» **Exercise task**: Copy the full set of lines exactly as given.

(Extracted records)
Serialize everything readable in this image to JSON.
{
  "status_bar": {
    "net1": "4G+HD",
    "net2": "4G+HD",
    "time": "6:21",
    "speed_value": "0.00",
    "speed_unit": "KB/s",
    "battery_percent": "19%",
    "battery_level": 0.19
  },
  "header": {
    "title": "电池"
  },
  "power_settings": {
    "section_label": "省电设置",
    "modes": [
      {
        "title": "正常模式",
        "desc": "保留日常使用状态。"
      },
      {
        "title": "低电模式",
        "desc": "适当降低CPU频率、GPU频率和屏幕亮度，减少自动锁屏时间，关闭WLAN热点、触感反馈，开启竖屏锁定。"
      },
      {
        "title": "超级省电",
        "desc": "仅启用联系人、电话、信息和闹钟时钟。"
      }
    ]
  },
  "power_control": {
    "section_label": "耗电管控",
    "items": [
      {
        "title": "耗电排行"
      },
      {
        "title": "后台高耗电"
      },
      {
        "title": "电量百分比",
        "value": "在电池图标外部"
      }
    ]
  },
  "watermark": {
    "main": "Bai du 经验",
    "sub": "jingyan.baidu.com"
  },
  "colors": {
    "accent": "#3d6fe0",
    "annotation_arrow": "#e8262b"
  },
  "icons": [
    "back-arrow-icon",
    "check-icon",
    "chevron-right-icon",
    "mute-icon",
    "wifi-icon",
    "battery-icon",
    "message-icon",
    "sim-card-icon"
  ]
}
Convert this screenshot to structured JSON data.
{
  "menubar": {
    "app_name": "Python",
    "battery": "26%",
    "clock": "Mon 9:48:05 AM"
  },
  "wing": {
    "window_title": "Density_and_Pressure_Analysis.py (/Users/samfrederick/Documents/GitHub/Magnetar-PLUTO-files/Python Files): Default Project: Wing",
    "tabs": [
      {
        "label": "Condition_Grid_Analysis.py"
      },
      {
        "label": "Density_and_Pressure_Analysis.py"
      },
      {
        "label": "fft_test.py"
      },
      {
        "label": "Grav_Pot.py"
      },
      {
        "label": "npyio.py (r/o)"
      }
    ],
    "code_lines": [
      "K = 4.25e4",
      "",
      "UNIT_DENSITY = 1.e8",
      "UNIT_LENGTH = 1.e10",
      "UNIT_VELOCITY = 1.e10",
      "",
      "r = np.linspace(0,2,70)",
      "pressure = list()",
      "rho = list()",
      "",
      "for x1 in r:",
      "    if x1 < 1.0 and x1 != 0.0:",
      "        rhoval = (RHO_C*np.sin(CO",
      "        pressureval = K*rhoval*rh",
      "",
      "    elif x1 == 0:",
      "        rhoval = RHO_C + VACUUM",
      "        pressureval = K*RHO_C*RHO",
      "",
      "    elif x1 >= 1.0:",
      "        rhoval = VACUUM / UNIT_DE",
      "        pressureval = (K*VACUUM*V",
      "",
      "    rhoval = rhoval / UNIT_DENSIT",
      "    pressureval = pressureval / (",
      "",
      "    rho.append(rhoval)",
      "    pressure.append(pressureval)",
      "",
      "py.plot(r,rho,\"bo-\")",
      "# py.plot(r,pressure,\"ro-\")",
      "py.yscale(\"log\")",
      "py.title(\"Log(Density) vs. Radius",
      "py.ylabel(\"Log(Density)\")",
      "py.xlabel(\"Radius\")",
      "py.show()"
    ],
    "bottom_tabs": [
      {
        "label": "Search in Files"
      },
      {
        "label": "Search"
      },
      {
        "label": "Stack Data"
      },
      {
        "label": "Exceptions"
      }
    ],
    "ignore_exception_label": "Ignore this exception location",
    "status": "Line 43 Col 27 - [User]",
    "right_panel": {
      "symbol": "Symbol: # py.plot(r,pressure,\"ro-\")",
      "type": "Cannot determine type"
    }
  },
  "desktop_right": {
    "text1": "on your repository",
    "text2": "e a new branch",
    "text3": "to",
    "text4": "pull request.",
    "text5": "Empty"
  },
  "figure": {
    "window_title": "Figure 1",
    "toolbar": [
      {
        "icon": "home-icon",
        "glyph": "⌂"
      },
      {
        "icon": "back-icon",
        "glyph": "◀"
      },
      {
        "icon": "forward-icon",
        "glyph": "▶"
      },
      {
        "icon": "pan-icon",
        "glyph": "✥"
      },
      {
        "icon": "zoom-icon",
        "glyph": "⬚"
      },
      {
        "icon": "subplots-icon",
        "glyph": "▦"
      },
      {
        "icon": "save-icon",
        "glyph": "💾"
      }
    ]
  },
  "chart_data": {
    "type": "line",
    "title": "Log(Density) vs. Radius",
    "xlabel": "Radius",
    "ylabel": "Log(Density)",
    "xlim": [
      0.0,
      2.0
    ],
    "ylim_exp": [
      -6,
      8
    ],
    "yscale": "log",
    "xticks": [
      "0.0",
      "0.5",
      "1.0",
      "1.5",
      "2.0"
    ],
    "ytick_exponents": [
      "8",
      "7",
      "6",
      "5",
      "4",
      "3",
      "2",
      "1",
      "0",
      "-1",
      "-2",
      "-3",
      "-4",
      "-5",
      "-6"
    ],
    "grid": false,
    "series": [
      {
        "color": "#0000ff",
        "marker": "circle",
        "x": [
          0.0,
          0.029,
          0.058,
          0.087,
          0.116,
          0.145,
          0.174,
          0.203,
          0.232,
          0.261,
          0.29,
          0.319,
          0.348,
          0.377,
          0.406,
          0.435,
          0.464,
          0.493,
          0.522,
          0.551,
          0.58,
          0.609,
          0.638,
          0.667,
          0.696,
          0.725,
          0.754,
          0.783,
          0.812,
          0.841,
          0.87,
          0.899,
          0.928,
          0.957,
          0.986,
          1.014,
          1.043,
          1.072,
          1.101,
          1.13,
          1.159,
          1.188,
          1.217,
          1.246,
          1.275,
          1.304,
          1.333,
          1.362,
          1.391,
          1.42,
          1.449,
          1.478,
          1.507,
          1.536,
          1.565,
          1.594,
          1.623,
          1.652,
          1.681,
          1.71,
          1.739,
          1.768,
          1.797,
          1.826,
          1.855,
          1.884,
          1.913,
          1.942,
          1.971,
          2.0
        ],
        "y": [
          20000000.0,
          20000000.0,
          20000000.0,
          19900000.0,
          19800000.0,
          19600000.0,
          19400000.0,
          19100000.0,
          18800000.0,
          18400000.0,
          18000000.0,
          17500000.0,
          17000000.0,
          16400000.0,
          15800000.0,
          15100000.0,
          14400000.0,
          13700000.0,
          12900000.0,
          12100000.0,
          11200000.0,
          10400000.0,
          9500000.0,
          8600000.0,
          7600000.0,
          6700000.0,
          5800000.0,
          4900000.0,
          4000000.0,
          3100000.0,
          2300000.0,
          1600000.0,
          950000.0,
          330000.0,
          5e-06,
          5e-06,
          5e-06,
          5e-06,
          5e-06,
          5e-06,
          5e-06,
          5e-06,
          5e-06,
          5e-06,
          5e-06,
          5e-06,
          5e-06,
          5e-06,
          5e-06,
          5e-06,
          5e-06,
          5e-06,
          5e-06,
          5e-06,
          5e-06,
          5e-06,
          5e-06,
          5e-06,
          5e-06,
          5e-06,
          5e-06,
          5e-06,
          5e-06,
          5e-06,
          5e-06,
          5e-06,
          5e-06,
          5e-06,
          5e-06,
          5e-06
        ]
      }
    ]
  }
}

» **Full output**:
Serialize everything readable in this image to JSON.
{
  "status_bar": {
    "net1": "4G+HD",
    "net2": "4G+HD",
    "time": "6:21",
    "speed_value": "0.00",
    "speed_unit": "KB/s",
    "battery_percent": "19%",
    "battery_level": 0.19
  },
  "header": {
    "title": "电池"
  },
  "power_settings": {
    "section_label": "省电设置",
    "modes": [
      {
        "title": "正常模式",
        "desc": "保留日常使用状态。"
      },
      {
        "title": "低电模式",
        "desc": "适当降低CPU频率、GPU频率和屏幕亮度，减少自动锁屏时间，关闭WLAN热点、触感反馈，开启竖屏锁定。"
      },
      {
        "title": "超级省电",
        "desc": "仅启用联系人、电话、信息和闹钟时钟。"
      }
    ]
  },
  "power_control": {
    "section_label": "耗电管控",
    "items": [
      {
        "title": "耗电排行"
      },
      {
        "title": "后台高耗电"
      },
      {
        "title": "电量百分比",
        "value": "在电池图标外部"
      }
    ]
  },
  "watermark": {
    "main": "Bai du 经验",
    "sub": "jingyan.baidu.com"
  },
  "colors": {
    "accent": "#3d6fe0",
    "annotation_arrow": "#e8262b"
  },
  "icons": [
    "back-arrow-icon",
    "check-icon",
    "chevron-right-icon",
    "mute-icon",
    "wifi-icon",
    "battery-icon",
    "message-icon",
    "sim-card-icon"
  ]
}
Convert this screenshot to structured JSON data.
{
  "menubar": {
    "app_name": "Python",
    "battery": "26%",
    "clock": "Mon 9:48:05 AM"
  },
  "wing": {
    "window_title": "Density_and_Pressure_Analysis.py (/Users/samfrederick/Documents/GitHub/Magnetar-PLUTO-files/Python Files): Default Project: Wing",
    "tabs": [
      {
        "label": "Condition_Grid_Analysis.py"
      },
      {
        "label": "Density_and_Pressure_Analysis.py"
      },
      {
        "label": "fft_test.py"
      },
      {
        "label": "Grav_Pot.py"
      },
      {
        "label": "npyio.py (r/o)"
      }
    ],
    "code_lines": [
      "K = 4.25e4",
      "",
      "UNIT_DENSITY = 1.e8",
      "UNIT_LENGTH = 1.e10",
      "UNIT_VELOCITY = 1.e10",
      "",
      "r = np.linspace(0,2,70)",
      "pressure = list()",
      "rho = list()",
      "",
      "for x1 in r:",
      "    if x1 < 1.0 and x1 != 0.0:",
      "        rhoval = (RHO_C*np.sin(CO",
      "        pressureval = K*rhoval*rh",
      "",
      "    elif x1 == 0:",
      "        rhoval = RHO_C + VACUUM",
      "        pressureval = K*RHO_C*RHO",
      "",
      "    elif x1 >= 1.0:",
      "        rhoval = VACUUM / UNIT_DE",
      "        pressureval = (K*VACUUM*V",
      "",
      "    rhoval = rhoval / UNIT_DENSIT",
      "    pressureval = pressureval / (",
      "",
      "    rho.append(rhoval)",
      "    pressure.append(pressureval)",
      "",
      "py.plot(r,rho,\"bo-\")",
      "# py.plot(r,pressure,\"ro-\")",
      "py.yscale(\"log\")",
      "py.title(\"Log(Density) vs. Radius",
      "py.ylabel(\"Log(Density)\")",
      "py.xlabel(\"Radius\")",
      "py.show()"
    ],
    "bottom_tabs": [
      {
        "label": "Search in Files"
      },
      {
        "label": "Search"
      },
      {
        "label": "Stack Data"
      },
      {
        "label": "Exceptions"
      }
    ],
    "ignore_exception_label": "Ignore this exception location",
    "status": "Line 43 Col 27 - [User]",
    "right_panel": {
      "symbol": "Symbol: # py.plot(r,pressure,\"ro-\")",
      "type": "Cannot determine type"
    }
  },
  "desktop_right": {
    "text1": "on your repository",
    "text2": "e a new branch",
    "text3": "to",
    "text4": "pull request.",
    "text5": "Empty"
  },
  "figure": {
    "window_title": "Figure 1",
    "toolbar": [
      {
        "icon": "home-icon",
        "glyph": "⌂"
      },
      {
        "icon": "back-icon",
        "glyph": "◀"
      },
      {
        "icon": "forward-icon",
        "glyph": "▶"
      },
      {
        "icon": "pan-icon",
        "glyph": "✥"
      },
      {
        "icon": "zoom-icon",
        "glyph": "⬚"
      },
      {
        "icon": "subplots-icon",
        "glyph": "▦"
      },
      {
        "icon": "save-icon",
        "glyph": "💾"
      }
    ]
  },
  "chart_data": {
    "type": "line",
    "title": "Log(Density) vs. Radius",
    "xlabel": "Radius",
    "ylabel": "Log(Density)",
    "xlim": [
      0.0,
      2.0
    ],
    "ylim_exp": [
      -6,
      8
    ],
    "yscale": "log",
    "xticks": [
      "0.0",
      "0.5",
      "1.0",
      "1.5",
      "2.0"
    ],
    "ytick_exponents": [
      "8",
      "7",
      "6",
      "5",
      "4",
      "3",
      "2",
      "1",
      "0",
      "-1",
      "-2",
      "-3",
      "-4",
      "-5",
      "-6"
    ],
    "grid": false,
    "series": [
      {
        "color": "#0000ff",
        "marker": "circle",
        "x": [
          0.0,
          0.029,
          0.058,
          0.087,
          0.116,
          0.145,
          0.174,
          0.203,
          0.232,
          0.261,
          0.29,
          0.319,
          0.348,
          0.377,
          0.406,
          0.435,
          0.464,
          0.493,
          0.522,
          0.551,
          0.58,
          0.609,
          0.638,
          0.667,
          0.696,
          0.725,
          0.754,
          0.783,
          0.812,
          0.841,
          0.87,
          0.899,
          0.928,
          0.957,
          0.986,
          1.014,
          1.043,
          1.072,
          1.101,
          1.13,
          1.159,
          1.188,
          1.217,
          1.246,
          1.275,
          1.304,
          1.333,
          1.362,
          1.391,
          1.42,
          1.449,
          1.478,
          1.507,
          1.536,
          1.565,
          1.594,
          1.623,
          1.652,
          1.681,
          1.71,
          1.739,
          1.768,
          1.797,
          1.826,
          1.855,
          1.884,
          1.913,
          1.942,
          1.971,
          2.0
        ],
        "y": [
          20000000.0,
          20000000.0,
          20000000.0,
          19900000.0,
          19800000.0,
          19600000.0,
          19400000.0,
          19100000.0,
          18800000.0,
          18400000.0,
          18000000.0,
          17500000.0,
          17000000.0,
          16400000.0,
          15800000.0,
          15100000.0,
          14400000.0,
          13700000.0,
          12900000.0,
          12100000.0,
          11200000.0,
          10400000.0,
          9500000.0,
          8600000.0,
          7600000.0,
          6700000.0,
          5800000.0,
          4900000.0,
          4000000.0,
          3100000.0,
          2300000.0,
          1600000.0,
          950000.0,
          330000.0,
          5e-06,
          5e-06,
          5e-06,
          5e-06,
          5e-06,
          5e-06,
          5e-06,
          5e-06,
          5e-06,
          5e-06,
          5e-06,
          5e-06,
          5e-06,
          5e-06,
          5e-06,
          5e-06,
          5e-06,
          5e-06,
          5e-06,
          5e-06,
          5e-06,
          5e-06,
          5e-06,
          5e-06,
          5e-06,
          5e-06,
          5e-06,
          5e-06,
          5e-06,
          5e-06,
          5e-06,
          5e-06,
          5e-06,
          5e-06,
          5e-06,
          5e-06
        ]
      }
    ]
  }
}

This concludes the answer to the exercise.